Dataset entries:
------------

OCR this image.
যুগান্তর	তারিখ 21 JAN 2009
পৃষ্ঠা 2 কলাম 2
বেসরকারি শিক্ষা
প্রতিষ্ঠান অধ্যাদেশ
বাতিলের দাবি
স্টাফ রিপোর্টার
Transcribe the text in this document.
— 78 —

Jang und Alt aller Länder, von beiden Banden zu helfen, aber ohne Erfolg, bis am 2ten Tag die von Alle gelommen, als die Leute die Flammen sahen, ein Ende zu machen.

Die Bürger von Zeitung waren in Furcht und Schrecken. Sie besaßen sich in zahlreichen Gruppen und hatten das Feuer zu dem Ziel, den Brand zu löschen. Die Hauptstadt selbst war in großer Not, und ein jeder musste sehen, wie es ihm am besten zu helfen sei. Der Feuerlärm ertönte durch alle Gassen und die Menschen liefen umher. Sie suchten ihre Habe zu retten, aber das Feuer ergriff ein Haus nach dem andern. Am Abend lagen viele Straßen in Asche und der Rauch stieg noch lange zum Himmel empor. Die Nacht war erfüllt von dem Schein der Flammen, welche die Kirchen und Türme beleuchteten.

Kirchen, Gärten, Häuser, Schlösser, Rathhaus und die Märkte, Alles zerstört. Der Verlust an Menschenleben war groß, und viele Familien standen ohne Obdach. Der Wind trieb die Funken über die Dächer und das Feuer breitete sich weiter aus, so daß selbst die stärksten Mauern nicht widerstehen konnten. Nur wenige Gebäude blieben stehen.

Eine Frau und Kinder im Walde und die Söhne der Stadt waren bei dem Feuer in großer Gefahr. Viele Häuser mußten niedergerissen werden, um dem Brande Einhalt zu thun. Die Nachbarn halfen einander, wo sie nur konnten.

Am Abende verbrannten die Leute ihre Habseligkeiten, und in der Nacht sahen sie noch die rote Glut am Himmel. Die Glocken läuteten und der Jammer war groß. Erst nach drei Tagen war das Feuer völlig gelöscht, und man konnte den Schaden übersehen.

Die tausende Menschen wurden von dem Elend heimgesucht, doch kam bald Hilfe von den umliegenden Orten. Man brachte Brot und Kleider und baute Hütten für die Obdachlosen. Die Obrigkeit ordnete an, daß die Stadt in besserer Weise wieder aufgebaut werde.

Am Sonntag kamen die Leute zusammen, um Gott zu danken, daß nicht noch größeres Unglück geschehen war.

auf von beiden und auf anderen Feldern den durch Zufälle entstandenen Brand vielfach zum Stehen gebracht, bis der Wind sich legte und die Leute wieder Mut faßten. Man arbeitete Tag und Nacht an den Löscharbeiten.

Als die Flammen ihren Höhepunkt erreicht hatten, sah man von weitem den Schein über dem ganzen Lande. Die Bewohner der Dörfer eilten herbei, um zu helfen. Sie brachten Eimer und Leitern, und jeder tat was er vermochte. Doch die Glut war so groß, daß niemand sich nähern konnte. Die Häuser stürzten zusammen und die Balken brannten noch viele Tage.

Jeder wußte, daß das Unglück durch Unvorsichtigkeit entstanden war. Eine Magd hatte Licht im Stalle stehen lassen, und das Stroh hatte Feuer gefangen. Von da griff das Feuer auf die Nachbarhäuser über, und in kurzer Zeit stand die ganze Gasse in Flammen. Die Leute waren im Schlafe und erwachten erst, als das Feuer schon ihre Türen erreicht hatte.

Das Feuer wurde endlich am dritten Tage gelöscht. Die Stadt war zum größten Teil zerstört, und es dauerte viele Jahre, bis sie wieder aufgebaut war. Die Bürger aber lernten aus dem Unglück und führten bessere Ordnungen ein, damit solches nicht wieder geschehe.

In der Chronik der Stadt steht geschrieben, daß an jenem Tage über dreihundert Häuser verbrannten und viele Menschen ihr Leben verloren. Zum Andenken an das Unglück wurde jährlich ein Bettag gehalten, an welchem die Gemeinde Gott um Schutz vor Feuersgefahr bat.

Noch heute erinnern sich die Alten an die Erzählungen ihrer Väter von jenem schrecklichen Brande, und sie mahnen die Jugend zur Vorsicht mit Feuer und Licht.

------------

_TASK REQUIREMENTS_
Your task is to repeat each line of the material exactly.

_RESPONSE FOR THIS EXERCISE_
OCR this image.
যুগান্তর	তারিখ 21 JAN 2009
পৃষ্ঠা 2 কলাম 2
বেসরকারি শিক্ষা
প্রতিষ্ঠান অধ্যাদেশ
বাতিলের দাবি
স্টাফ রিপোর্টার
Transcribe the text in this document.
— 78 —

Jang und Alt aller Länder, von beiden Banden zu helfen, aber ohne Erfolg, bis am 2ten Tag die von Alle gelommen, als die Leute die Flammen sahen, ein Ende zu machen.

Die Bürger von Zeitung waren in Furcht und Schrecken. Sie besaßen sich in zahlreichen Gruppen und hatten das Feuer zu dem Ziel, den Brand zu löschen. Die Hauptstadt selbst war in großer Not, und ein jeder musste sehen, wie es ihm am besten zu helfen sei. Der Feuerlärm ertönte durch alle Gassen und die Menschen liefen umher. Sie suchten ihre Habe zu retten, aber das Feuer ergriff ein Haus nach dem andern. Am Abend lagen viele Straßen in Asche und der Rauch stieg noch lange zum Himmel empor. Die Nacht war erfüllt von dem Schein der Flammen, welche die Kirchen und Türme beleuchteten.

Kirchen, Gärten, Häuser, Schlösser, Rathhaus und die Märkte, Alles zerstört. Der Verlust an Menschenleben war groß, und viele Familien standen ohne Obdach. Der Wind trieb die Funken über die Dächer und das Feuer breitete sich weiter aus, so daß selbst die stärksten Mauern nicht widerstehen konnten. Nur wenige Gebäude blieben stehen.

Eine Frau und Kinder im Walde und die Söhne der Stadt waren bei dem Feuer in großer Gefahr. Viele Häuser mußten niedergerissen werden, um dem Brande Einhalt zu thun. Die Nachbarn halfen einander, wo sie nur konnten.

Am Abende verbrannten die Leute ihre Habseligkeiten, und in der Nacht sahen sie noch die rote Glut am Himmel. Die Glocken läuteten und der Jammer war groß. Erst nach drei Tagen war das Feuer völlig gelöscht, und man konnte den Schaden übersehen.

Die tausende Menschen wurden von dem Elend heimgesucht, doch kam bald Hilfe von den umliegenden Orten. Man brachte Brot und Kleider und baute Hütten für die Obdachlosen. Die Obrigkeit ordnete an, daß die Stadt in besserer Weise wieder aufgebaut werde.

Am Sonntag kamen die Leute zusammen, um Gott zu danken, daß nicht noch größeres Unglück geschehen war.

auf von beiden und auf anderen Feldern den durch Zufälle entstandenen Brand vielfach zum Stehen gebracht, bis der Wind sich legte und die Leute wieder Mut faßten. Man arbeitete Tag und Nacht an den Löscharbeiten.

Als die Flammen ihren Höhepunkt erreicht hatten, sah man von weitem den Schein über dem ganzen Lande. Die Bewohner der Dörfer eilten herbei, um zu helfen. Sie brachten Eimer und Leitern, und jeder tat was er vermochte. Doch die Glut war so groß, daß niemand sich nähern konnte. Die Häuser stürzten zusammen und die Balken brannten noch viele Tage.

Jeder wußte, daß das Unglück durch Unvorsichtigkeit entstanden war. Eine Magd hatte Licht im Stalle stehen lassen, und das Stroh hatte Feuer gefangen. Von da griff das Feuer auf die Nachbarhäuser über, und in kurzer Zeit stand die ganze Gasse in Flammen. Die Leute waren im Schlafe und erwachten erst, als das Feuer schon ihre Türen erreicht hatte.

Das Feuer wurde endlich am dritten Tage gelöscht. Die Stadt war zum größten Teil zerstört, und es dauerte viele Jahre, bis sie wieder aufgebaut war. Die Bürger aber lernten aus dem Unglück und führten bessere Ordnungen ein, damit solches nicht wieder geschehe.

In der Chronik der Stadt steht geschrieben, daß an jenem Tage über dreihundert Häuser verbrannten und viele Menschen ihr Leben verloren. Zum Andenken an das Unglück wurde jährlich ein Bettag gehalten, an welchem die Gemeinde Gott um Schutz vor Feuersgefahr bat.

Noch heute erinnern sich die Alten an die Erzählungen ihrer Väter von jenem schrecklichen Brande, und sie mahnen die Jugend zur Vorsicht mit Feuer und Licht.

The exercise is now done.